Given instruction:
Gather every line of the entries that includes the word "this".

Supplied information:
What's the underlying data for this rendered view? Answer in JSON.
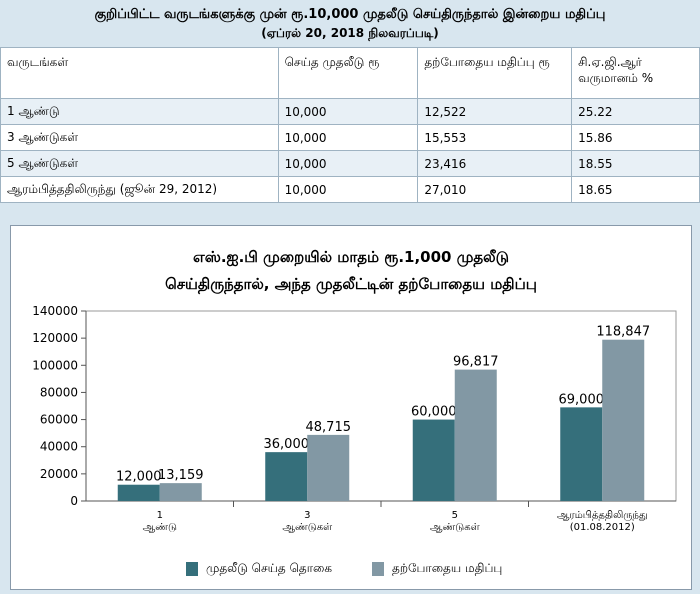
{
  "table": {
    "title": "குறிப்பிட்ட வருடங்களுக்கு முன் ரூ.10,000 முதலீடு செய்திருந்தால் இன்றைய மதிப்பு",
    "subtitle": "(ஏப்ரல் 20, 2018 நிலவரப்படி)",
    "headers": [
      "வருடங்கள்",
      "செய்த முதலீடு ரூ",
      "தற்போதைய மதிப்பு ரூ",
      "சி.ஏ.ஜி.ஆர் வருமானம் %"
    ],
    "rows": [
      [
        "1 ஆண்டு",
        "10,000",
        "12,522",
        "25.22"
      ],
      [
        "3 ஆண்டுகள்",
        "10,000",
        "15,553",
        "15.86"
      ],
      [
        "5 ஆண்டுகள்",
        "10,000",
        "23,416",
        "18.55"
      ],
      [
        "ஆரம்பித்ததிலிருந்து (ஜூன் 29, 2012)",
        "10,000",
        "27,010",
        "18.65"
      ]
    ]
  },
  "chart_data": {
    "type": "bar",
    "title_line1": "எஸ்.ஐ.பி முறையில் மாதம் ரூ.1,000 முதலீடு",
    "title_line2": "செய்திருந்தால், அந்த முதலீட்டின் தற்போதைய மதிப்பு",
    "categories": [
      [
        "1",
        "ஆண்டு"
      ],
      [
        "3",
        "ஆண்டுகள்"
      ],
      [
        "5",
        "ஆண்டுகள்"
      ],
      [
        "ஆரம்பித்ததிலிருந்து",
        "(01.08.2012)"
      ]
    ],
    "series": [
      {
        "name": "முதலீடு செய்த தொகை",
        "color": "#356f7b",
        "values": [
          12000,
          36000,
          60000,
          69000
        ],
        "labels": [
          "12,000",
          "36,000",
          "60,000",
          "69,000"
        ]
      },
      {
        "name": "தற்போதைய மதிப்பு",
        "color": "#8298a4",
        "values": [
          13159,
          48715,
          96817,
          118847
        ],
        "labels": [
          "13,159",
          "48,715",
          "96,817",
          "118,847"
        ]
      }
    ],
    "yticks": [
      0,
      20000,
      40000,
      60000,
      80000,
      100000,
      120000,
      140000
    ],
    "ylim": [
      0,
      140000
    ]
  }
}
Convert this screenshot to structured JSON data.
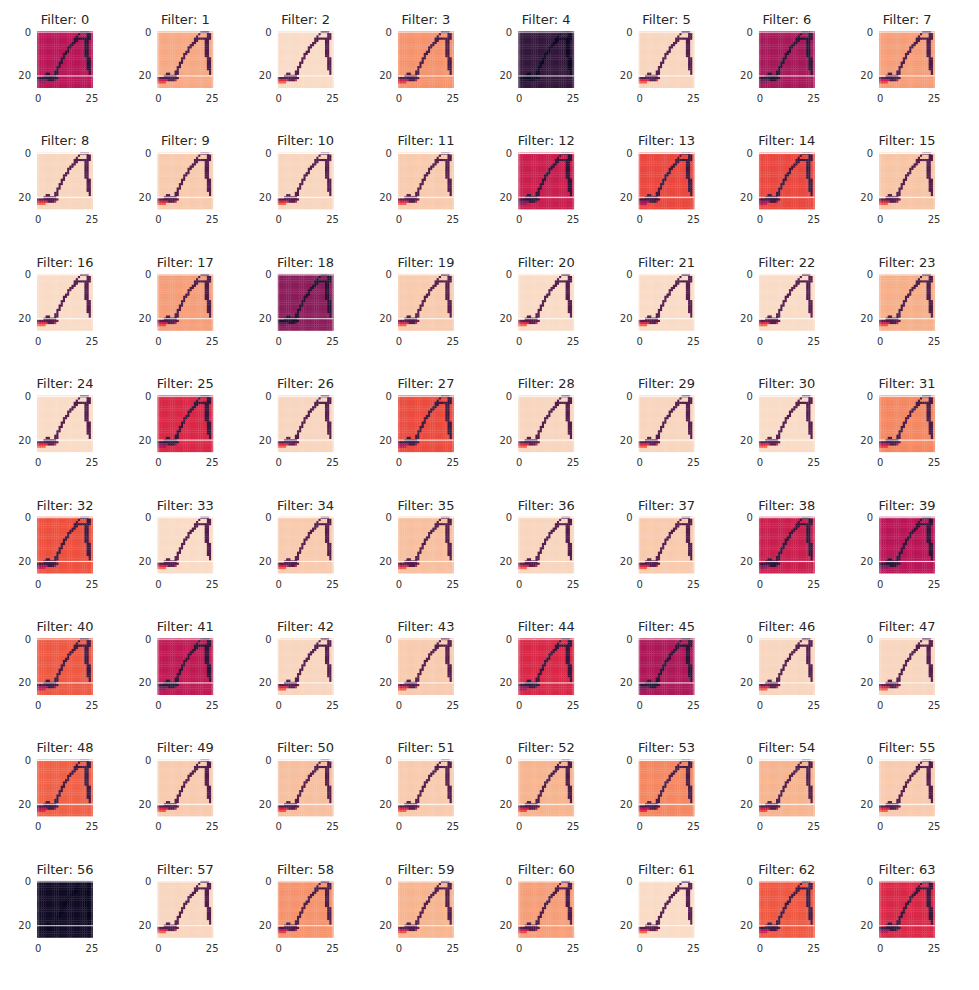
{
  "chart_data": {
    "type": "heatmap",
    "grid": true,
    "xlim": [
      -0.5,
      25.5
    ],
    "ylim": [
      25.5,
      -0.5
    ],
    "xticks": [
      0,
      25
    ],
    "yticks": [
      0,
      20
    ],
    "panels": [
      {
        "title": "Filter: 0",
        "background": 0.5
      },
      {
        "title": "Filter: 1",
        "background": 0.88
      },
      {
        "title": "Filter: 2",
        "background": 0.97
      },
      {
        "title": "Filter: 3",
        "background": 0.84
      },
      {
        "title": "Filter: 4",
        "background": 0.15
      },
      {
        "title": "Filter: 5",
        "background": 0.96
      },
      {
        "title": "Filter: 6",
        "background": 0.45
      },
      {
        "title": "Filter: 7",
        "background": 0.86
      },
      {
        "title": "Filter: 8",
        "background": 0.96
      },
      {
        "title": "Filter: 9",
        "background": 0.94
      },
      {
        "title": "Filter: 10",
        "background": 0.96
      },
      {
        "title": "Filter: 11",
        "background": 0.94
      },
      {
        "title": "Filter: 12",
        "background": 0.55
      },
      {
        "title": "Filter: 13",
        "background": 0.68
      },
      {
        "title": "Filter: 14",
        "background": 0.68
      },
      {
        "title": "Filter: 15",
        "background": 0.93
      },
      {
        "title": "Filter: 16",
        "background": 0.97
      },
      {
        "title": "Filter: 17",
        "background": 0.86
      },
      {
        "title": "Filter: 18",
        "background": 0.38
      },
      {
        "title": "Filter: 19",
        "background": 0.94
      },
      {
        "title": "Filter: 20",
        "background": 0.97
      },
      {
        "title": "Filter: 21",
        "background": 0.97
      },
      {
        "title": "Filter: 22",
        "background": 0.97
      },
      {
        "title": "Filter: 23",
        "background": 0.89
      },
      {
        "title": "Filter: 24",
        "background": 0.97
      },
      {
        "title": "Filter: 25",
        "background": 0.6
      },
      {
        "title": "Filter: 26",
        "background": 0.96
      },
      {
        "title": "Filter: 27",
        "background": 0.69
      },
      {
        "title": "Filter: 28",
        "background": 0.96
      },
      {
        "title": "Filter: 29",
        "background": 0.96
      },
      {
        "title": "Filter: 30",
        "background": 0.97
      },
      {
        "title": "Filter: 31",
        "background": 0.82
      },
      {
        "title": "Filter: 32",
        "background": 0.7
      },
      {
        "title": "Filter: 33",
        "background": 0.97
      },
      {
        "title": "Filter: 34",
        "background": 0.94
      },
      {
        "title": "Filter: 35",
        "background": 0.92
      },
      {
        "title": "Filter: 36",
        "background": 0.96
      },
      {
        "title": "Filter: 37",
        "background": 0.94
      },
      {
        "title": "Filter: 38",
        "background": 0.55
      },
      {
        "title": "Filter: 39",
        "background": 0.5
      },
      {
        "title": "Filter: 40",
        "background": 0.72
      },
      {
        "title": "Filter: 41",
        "background": 0.52
      },
      {
        "title": "Filter: 42",
        "background": 0.96
      },
      {
        "title": "Filter: 43",
        "background": 0.94
      },
      {
        "title": "Filter: 44",
        "background": 0.6
      },
      {
        "title": "Filter: 45",
        "background": 0.47
      },
      {
        "title": "Filter: 46",
        "background": 0.96
      },
      {
        "title": "Filter: 47",
        "background": 0.96
      },
      {
        "title": "Filter: 48",
        "background": 0.74
      },
      {
        "title": "Filter: 49",
        "background": 0.94
      },
      {
        "title": "Filter: 50",
        "background": 0.92
      },
      {
        "title": "Filter: 51",
        "background": 0.94
      },
      {
        "title": "Filter: 52",
        "background": 0.9
      },
      {
        "title": "Filter: 53",
        "background": 0.82
      },
      {
        "title": "Filter: 54",
        "background": 0.9
      },
      {
        "title": "Filter: 55",
        "background": 0.94
      },
      {
        "title": "Filter: 56",
        "background": 0.05
      },
      {
        "title": "Filter: 57",
        "background": 0.96
      },
      {
        "title": "Filter: 58",
        "background": 0.84
      },
      {
        "title": "Filter: 59",
        "background": 0.9
      },
      {
        "title": "Filter: 60",
        "background": 0.86
      },
      {
        "title": "Filter: 61",
        "background": 0.97
      },
      {
        "title": "Filter: 62",
        "background": 0.72
      },
      {
        "title": "Filter: 63",
        "background": 0.6
      }
    ],
    "cells": [
      [
        0,
        0,
        0,
        0,
        0,
        0,
        0,
        0,
        0,
        0,
        0,
        0,
        0,
        0,
        0,
        0,
        0,
        0,
        0,
        0,
        1,
        1,
        1,
        1,
        0,
        0
      ],
      [
        0,
        0,
        0,
        0,
        0,
        0,
        0,
        0,
        0,
        0,
        0,
        0,
        0,
        0,
        0,
        0,
        0,
        0,
        0,
        1,
        0,
        0,
        0,
        1,
        1,
        0
      ],
      [
        0,
        0,
        0,
        0,
        0,
        0,
        0,
        0,
        0,
        0,
        0,
        0,
        0,
        0,
        0,
        0,
        0,
        0,
        1,
        0,
        0,
        0,
        0,
        1,
        1,
        0
      ],
      [
        0,
        0,
        0,
        0,
        0,
        0,
        0,
        0,
        0,
        0,
        0,
        0,
        0,
        0,
        0,
        0,
        0,
        1,
        1,
        1,
        1,
        1,
        1,
        1,
        1,
        0
      ],
      [
        0,
        0,
        0,
        0,
        0,
        0,
        0,
        0,
        0,
        0,
        0,
        0,
        0,
        0,
        0,
        0,
        0,
        1,
        1,
        0,
        0,
        0,
        1,
        1,
        0,
        0
      ],
      [
        0,
        0,
        0,
        0,
        0,
        0,
        0,
        0,
        0,
        0,
        0,
        0,
        0,
        0,
        0,
        0,
        1,
        1,
        0,
        0,
        0,
        0,
        1,
        1,
        0,
        0
      ],
      [
        0,
        0,
        0,
        0,
        0,
        0,
        0,
        0,
        0,
        0,
        0,
        0,
        0,
        0,
        0,
        1,
        1,
        0,
        0,
        0,
        0,
        0,
        1,
        1,
        0,
        0
      ],
      [
        0,
        0,
        0,
        0,
        0,
        0,
        0,
        0,
        0,
        0,
        0,
        0,
        0,
        0,
        1,
        1,
        0,
        0,
        0,
        0,
        0,
        0,
        1,
        1,
        0,
        0
      ],
      [
        0,
        0,
        0,
        0,
        0,
        0,
        0,
        0,
        0,
        0,
        0,
        0,
        0,
        0,
        1,
        0,
        0,
        0,
        0,
        0,
        0,
        0,
        1,
        1,
        0,
        0
      ],
      [
        0,
        0,
        0,
        0,
        0,
        0,
        0,
        0,
        0,
        0,
        0,
        0,
        0,
        1,
        1,
        0,
        0,
        0,
        0,
        0,
        0,
        0,
        1,
        1,
        0,
        0
      ],
      [
        0,
        0,
        0,
        0,
        0,
        0,
        0,
        0,
        0,
        0,
        0,
        0,
        1,
        1,
        0,
        0,
        0,
        0,
        0,
        0,
        0,
        0,
        1,
        1,
        0,
        0
      ],
      [
        0,
        0,
        0,
        0,
        0,
        0,
        0,
        0,
        0,
        0,
        0,
        0,
        1,
        0,
        0,
        0,
        0,
        0,
        0,
        0,
        0,
        0,
        1,
        1,
        0,
        0
      ],
      [
        0,
        0,
        0,
        0,
        0,
        0,
        0,
        0,
        0,
        0,
        0,
        1,
        1,
        0,
        0,
        0,
        0,
        0,
        0,
        0,
        0,
        0,
        0,
        1,
        1,
        0
      ],
      [
        0,
        0,
        0,
        0,
        0,
        0,
        0,
        0,
        0,
        0,
        0,
        1,
        0,
        0,
        0,
        0,
        0,
        0,
        0,
        0,
        0,
        0,
        0,
        1,
        1,
        0
      ],
      [
        0,
        0,
        0,
        0,
        0,
        0,
        0,
        0,
        0,
        0,
        1,
        1,
        0,
        0,
        0,
        0,
        0,
        0,
        0,
        0,
        0,
        0,
        0,
        1,
        1,
        0
      ],
      [
        0,
        0,
        0,
        0,
        0,
        0,
        0,
        0,
        0,
        0,
        1,
        0,
        0,
        0,
        0,
        0,
        0,
        0,
        0,
        0,
        0,
        0,
        0,
        1,
        1,
        0
      ],
      [
        0,
        0,
        0,
        0,
        0,
        0,
        0,
        0,
        0,
        1,
        1,
        0,
        0,
        0,
        0,
        0,
        0,
        0,
        0,
        0,
        0,
        0,
        0,
        1,
        1,
        0
      ],
      [
        0,
        0,
        0,
        0,
        0,
        0,
        0,
        0,
        0,
        1,
        0,
        0,
        0,
        0,
        0,
        0,
        0,
        0,
        0,
        0,
        0,
        0,
        0,
        1,
        1,
        0
      ],
      [
        0,
        0,
        0,
        0,
        0,
        0,
        0,
        0,
        1,
        1,
        0,
        0,
        0,
        0,
        0,
        0,
        0,
        0,
        0,
        0,
        0,
        0,
        0,
        0,
        1,
        0
      ],
      [
        0,
        0,
        0,
        0,
        1,
        1,
        0,
        0,
        1,
        1,
        0,
        0,
        0,
        0,
        0,
        0,
        0,
        0,
        0,
        0,
        0,
        0,
        0,
        0,
        1,
        0
      ],
      [
        0,
        0,
        0,
        1,
        1,
        1,
        1,
        1,
        1,
        0,
        0,
        0,
        0,
        0,
        0,
        0,
        0,
        0,
        0,
        0,
        0,
        0,
        0,
        0,
        0,
        0
      ],
      [
        1,
        1,
        1,
        1,
        1,
        1,
        1,
        1,
        1,
        1,
        0,
        0,
        0,
        0,
        0,
        0,
        0,
        0,
        0,
        0,
        0,
        0,
        0,
        0,
        0,
        0
      ],
      [
        0.5,
        0.5,
        0.5,
        0.5,
        0.5,
        1,
        1,
        1,
        0.5,
        0,
        0,
        0,
        0,
        0,
        0,
        0,
        0,
        0,
        0,
        0,
        0,
        0,
        0,
        0,
        0,
        0
      ],
      [
        0.3,
        0.3,
        0.3,
        0.3,
        0,
        0,
        0,
        0,
        0,
        0,
        0,
        0,
        0,
        0,
        0,
        0,
        0,
        0,
        0,
        0,
        0,
        0,
        0,
        0,
        0,
        0
      ],
      [
        0,
        0,
        0,
        0,
        0,
        0,
        0,
        0,
        0,
        0,
        0,
        0,
        0,
        0,
        0,
        0,
        0,
        0,
        0,
        0,
        0,
        0,
        0,
        0,
        0,
        0
      ],
      [
        0,
        0,
        0,
        0,
        0,
        0,
        0,
        0,
        0,
        0,
        0,
        0,
        0,
        0,
        0,
        0,
        0,
        0,
        0,
        0,
        0,
        0,
        0,
        0,
        0,
        0
      ]
    ]
  }
}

Output:
What's the underlying data for this rendered view? Answer in JSON.
Convert this screenshot to structured JSON data.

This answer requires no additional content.